Extracted data
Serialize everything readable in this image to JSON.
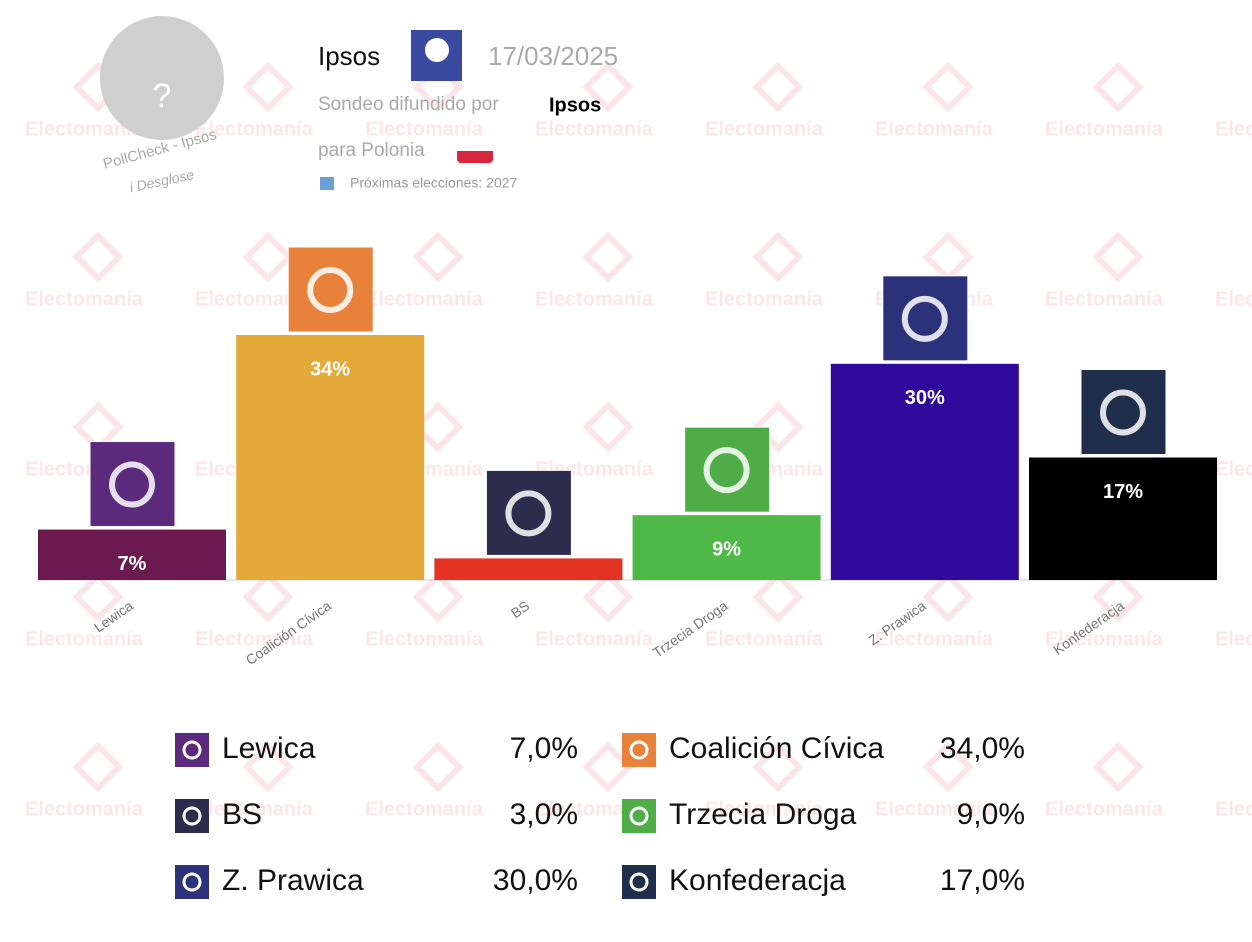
{
  "header": {
    "pollster": "Ipsos",
    "date": "17/03/2025",
    "published_by_label": "Sondeo difundido por",
    "published_by": "Ipsos",
    "for_country": "para Polonia",
    "next_elections": "Próximas elecciones: 2027",
    "avatar": "?",
    "pollcheck": "PollCheck - Ipsos",
    "breakdown": "i Desglose",
    "watermark": "Electomanía"
  },
  "chart_data": {
    "type": "bar",
    "categories": [
      "Lewica",
      "Coalición Cívica",
      "BS",
      "Trzecia Droga",
      "Z. Prawica",
      "Konfederacja"
    ],
    "values": [
      7,
      34,
      3,
      9,
      30,
      17
    ],
    "value_labels": [
      "7%",
      "34%",
      null,
      "9%",
      "30%",
      "17%"
    ],
    "legend_labels": [
      "7,0%",
      "34,0%",
      "3,0%",
      "9,0%",
      "30,0%",
      "17,0%"
    ],
    "colors": [
      "#6b1a4f",
      "#e3aa3a",
      "#e53323",
      "#4fb947",
      "#300a9a",
      "#000000"
    ],
    "logo_colors": [
      "#5b2a7c",
      "#e8823a",
      "#2c2c4c",
      "#4fad48",
      "#2b327a",
      "#1f2e4a"
    ]
  }
}
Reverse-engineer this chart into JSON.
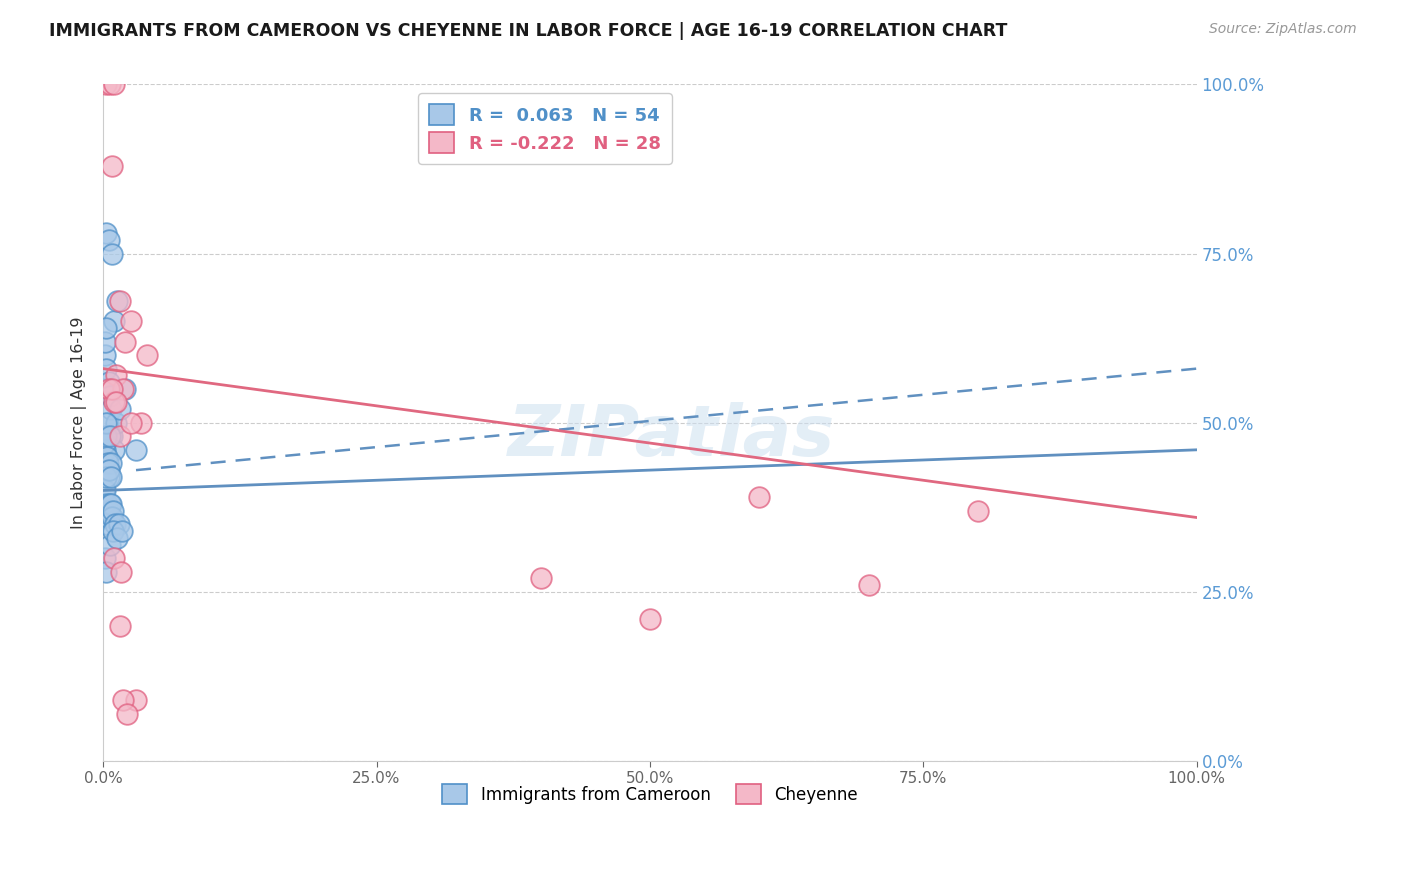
{
  "title": "IMMIGRANTS FROM CAMEROON VS CHEYENNE IN LABOR FORCE | AGE 16-19 CORRELATION CHART",
  "source": "Source: ZipAtlas.com",
  "ylabel": "In Labor Force | Age 16-19",
  "ytick_values": [
    0,
    25,
    50,
    75,
    100
  ],
  "xtick_values": [
    0,
    25,
    50,
    75,
    100
  ],
  "legend_blue_label": "Immigrants from Cameroon",
  "legend_pink_label": "Cheyenne",
  "R_blue": "0.063",
  "N_blue": "54",
  "R_pink": "-0.222",
  "N_pink": "28",
  "blue_fill": "#a8c8e8",
  "pink_fill": "#f4b8c8",
  "blue_edge": "#5090c8",
  "pink_edge": "#e06080",
  "blue_line": "#6090c0",
  "pink_line": "#e06880",
  "watermark": "ZIPatlas",
  "bg": "#ffffff",
  "blue_scatter_x": [
    0.3,
    0.5,
    0.8,
    1.0,
    1.3,
    0.15,
    0.2,
    0.25,
    0.3,
    0.35,
    0.4,
    0.5,
    0.6,
    0.7,
    0.8,
    1.0,
    1.2,
    1.5,
    2.0,
    0.1,
    0.15,
    0.2,
    0.25,
    0.3,
    0.35,
    0.4,
    0.45,
    0.5,
    0.6,
    0.7,
    0.05,
    0.1,
    0.15,
    0.2,
    0.25,
    0.3,
    0.35,
    0.4,
    0.5,
    0.6,
    0.7,
    0.8,
    0.9,
    1.1,
    1.4,
    3.0,
    0.2,
    0.3,
    0.6,
    0.9,
    1.3,
    1.7,
    0.5,
    0.7
  ],
  "blue_scatter_y": [
    78,
    77,
    75,
    65,
    68,
    60,
    62,
    64,
    58,
    55,
    50,
    56,
    54,
    52,
    48,
    46,
    50,
    52,
    55,
    44,
    46,
    47,
    48,
    50,
    45,
    43,
    44,
    42,
    48,
    44,
    40,
    38,
    37,
    40,
    42,
    35,
    38,
    36,
    37,
    38,
    38,
    36,
    37,
    35,
    35,
    46,
    30,
    28,
    32,
    34,
    33,
    34,
    43,
    42
  ],
  "pink_scatter_x": [
    0.3,
    0.6,
    1.0,
    0.8,
    1.5,
    2.0,
    2.5,
    4.0,
    1.2,
    1.8,
    3.5,
    0.5,
    1.0,
    1.5,
    2.5,
    40.0,
    50.0,
    60.0,
    70.0,
    80.0,
    1.5,
    3.0,
    1.8,
    2.2,
    0.8,
    1.2,
    1.0,
    1.6
  ],
  "pink_scatter_y": [
    100,
    100,
    100,
    88,
    68,
    62,
    65,
    60,
    57,
    55,
    50,
    55,
    53,
    48,
    50,
    27,
    21,
    39,
    26,
    37,
    20,
    9,
    9,
    7,
    55,
    53,
    30,
    28
  ],
  "blue_trend": [
    0,
    100,
    40,
    46
  ],
  "pink_trend": [
    0,
    100,
    58,
    36
  ],
  "blue_dashed_trend": [
    3,
    100,
    43,
    58
  ]
}
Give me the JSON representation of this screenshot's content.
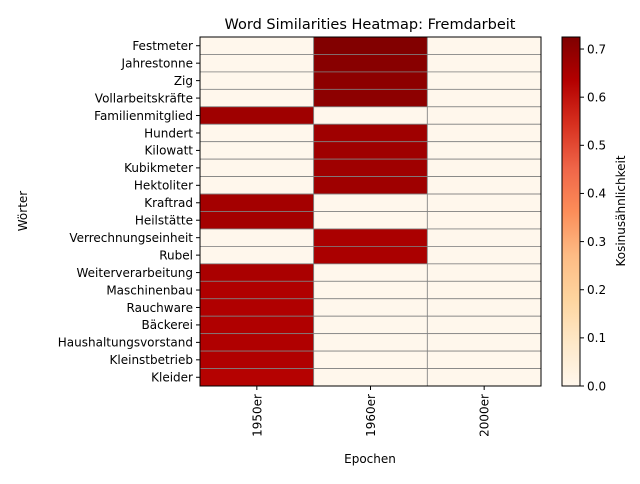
{
  "chart_data": {
    "type": "heatmap",
    "title": "Word Similarities Heatmap: Fremdarbeit",
    "xlabel": "Epochen",
    "ylabel": "Wörter",
    "colorbar_label": "Kosinusähnlichkeit",
    "colorbar_ticks": [
      0.0,
      0.1,
      0.2,
      0.3,
      0.4,
      0.5,
      0.6,
      0.7
    ],
    "colorbar_tick_labels": [
      "0.0",
      "0.1",
      "0.2",
      "0.3",
      "0.4",
      "0.5",
      "0.6",
      "0.7"
    ],
    "vmin": 0.0,
    "vmax": 0.725,
    "colormap": "OrRd",
    "cell_edge_color": "#808080",
    "columns": [
      "1950er",
      "1960er",
      "2000er"
    ],
    "rows": [
      "Festmeter",
      "Jahrestonne",
      "Zig",
      "Vollarbeitskräfte",
      "Familienmitglied",
      "Hundert",
      "Kilowatt",
      "Kubikmeter",
      "Hektoliter",
      "Kraftrad",
      "Heilstätte",
      "Verrechnungseinheit",
      "Rubel",
      "Weiterverarbeitung",
      "Maschinenbau",
      "Rauchware",
      "Bäckerei",
      "Haushaltungsvorstand",
      "Kleinstbetrieb",
      "Kleider"
    ],
    "values": [
      [
        0.0,
        0.72,
        0.0
      ],
      [
        0.0,
        0.71,
        0.0
      ],
      [
        0.0,
        0.7,
        0.0
      ],
      [
        0.0,
        0.7,
        0.0
      ],
      [
        0.67,
        0.0,
        0.0
      ],
      [
        0.0,
        0.67,
        0.0
      ],
      [
        0.0,
        0.67,
        0.0
      ],
      [
        0.0,
        0.67,
        0.0
      ],
      [
        0.0,
        0.67,
        0.0
      ],
      [
        0.66,
        0.0,
        0.0
      ],
      [
        0.66,
        0.0,
        0.0
      ],
      [
        0.0,
        0.65,
        0.0
      ],
      [
        0.0,
        0.65,
        0.0
      ],
      [
        0.65,
        0.0,
        0.0
      ],
      [
        0.64,
        0.0,
        0.0
      ],
      [
        0.64,
        0.0,
        0.0
      ],
      [
        0.64,
        0.0,
        0.0
      ],
      [
        0.64,
        0.0,
        0.0
      ],
      [
        0.64,
        0.0,
        0.0
      ],
      [
        0.63,
        0.0,
        0.0
      ]
    ]
  }
}
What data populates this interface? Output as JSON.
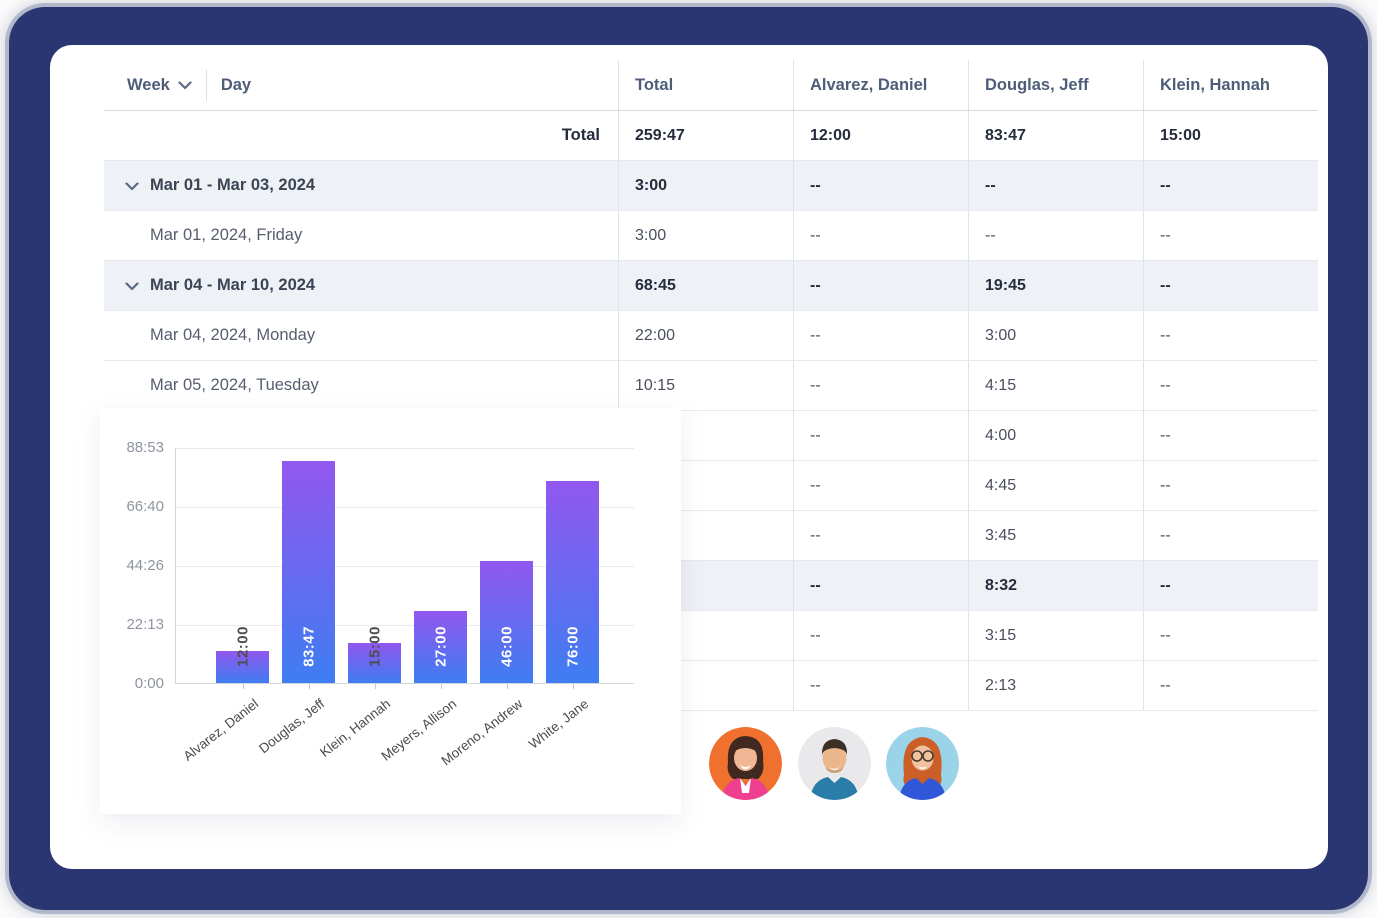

Task to carry out
Out of the records, collect only those lines that contain the string "this".

Correct response
Serialize everything readable in this image to JSON.
Reverse-engineer this chart into JSON.
Give me the JSON representation of this screenshot's content.
What data populates this interface? Output as JSON.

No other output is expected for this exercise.